#### Given problem:
A line counts if it contains the word "right" at least once. State how many such lines the records contain, giving the number alone.

#### Provided records:
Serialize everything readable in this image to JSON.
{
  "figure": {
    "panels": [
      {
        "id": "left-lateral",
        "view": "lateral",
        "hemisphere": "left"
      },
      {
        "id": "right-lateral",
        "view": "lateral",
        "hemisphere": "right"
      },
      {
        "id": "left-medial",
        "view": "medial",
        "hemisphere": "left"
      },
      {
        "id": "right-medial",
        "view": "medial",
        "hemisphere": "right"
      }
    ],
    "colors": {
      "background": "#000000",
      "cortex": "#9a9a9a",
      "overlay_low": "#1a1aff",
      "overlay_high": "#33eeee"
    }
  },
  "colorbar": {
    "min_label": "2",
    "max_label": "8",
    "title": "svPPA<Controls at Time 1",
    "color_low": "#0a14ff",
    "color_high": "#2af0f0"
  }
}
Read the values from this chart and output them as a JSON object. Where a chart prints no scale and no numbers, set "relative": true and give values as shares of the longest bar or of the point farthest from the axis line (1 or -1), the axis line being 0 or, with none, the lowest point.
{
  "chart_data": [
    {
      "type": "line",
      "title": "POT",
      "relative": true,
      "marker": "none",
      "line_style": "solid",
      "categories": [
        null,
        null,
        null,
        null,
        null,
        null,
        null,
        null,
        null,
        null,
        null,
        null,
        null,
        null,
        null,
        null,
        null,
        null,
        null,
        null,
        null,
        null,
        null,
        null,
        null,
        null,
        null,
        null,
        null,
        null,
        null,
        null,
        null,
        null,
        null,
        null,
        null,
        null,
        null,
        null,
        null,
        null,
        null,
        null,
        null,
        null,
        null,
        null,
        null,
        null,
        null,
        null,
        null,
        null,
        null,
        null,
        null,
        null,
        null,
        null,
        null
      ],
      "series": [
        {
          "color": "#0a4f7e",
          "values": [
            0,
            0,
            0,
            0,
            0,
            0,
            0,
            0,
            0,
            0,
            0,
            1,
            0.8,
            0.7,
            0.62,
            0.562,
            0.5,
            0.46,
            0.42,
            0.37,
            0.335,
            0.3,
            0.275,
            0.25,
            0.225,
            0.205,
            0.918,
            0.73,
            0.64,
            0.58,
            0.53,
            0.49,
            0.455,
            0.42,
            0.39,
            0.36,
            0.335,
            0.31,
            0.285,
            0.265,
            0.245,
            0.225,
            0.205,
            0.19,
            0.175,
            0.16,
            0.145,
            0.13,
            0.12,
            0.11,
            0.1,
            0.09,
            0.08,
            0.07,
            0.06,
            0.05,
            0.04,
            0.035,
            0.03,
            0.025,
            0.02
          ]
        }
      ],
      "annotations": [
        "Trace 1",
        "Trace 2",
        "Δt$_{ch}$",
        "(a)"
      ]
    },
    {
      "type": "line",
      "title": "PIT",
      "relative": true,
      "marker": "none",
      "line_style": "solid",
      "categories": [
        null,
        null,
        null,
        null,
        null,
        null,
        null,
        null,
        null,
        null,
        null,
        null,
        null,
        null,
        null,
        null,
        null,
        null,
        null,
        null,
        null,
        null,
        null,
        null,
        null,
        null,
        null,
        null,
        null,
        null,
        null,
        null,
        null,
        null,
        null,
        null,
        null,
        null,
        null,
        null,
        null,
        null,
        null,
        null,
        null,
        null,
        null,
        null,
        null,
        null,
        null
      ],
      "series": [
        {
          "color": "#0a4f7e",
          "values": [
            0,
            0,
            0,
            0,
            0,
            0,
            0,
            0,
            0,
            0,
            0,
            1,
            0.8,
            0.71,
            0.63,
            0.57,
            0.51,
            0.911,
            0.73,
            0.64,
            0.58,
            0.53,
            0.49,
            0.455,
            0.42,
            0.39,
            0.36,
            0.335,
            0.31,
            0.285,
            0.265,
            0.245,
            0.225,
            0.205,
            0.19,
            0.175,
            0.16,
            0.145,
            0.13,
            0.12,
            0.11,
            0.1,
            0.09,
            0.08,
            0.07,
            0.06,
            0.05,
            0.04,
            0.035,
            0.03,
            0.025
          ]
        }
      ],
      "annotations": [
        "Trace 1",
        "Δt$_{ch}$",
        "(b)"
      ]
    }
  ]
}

#### Solution for this exercise:
4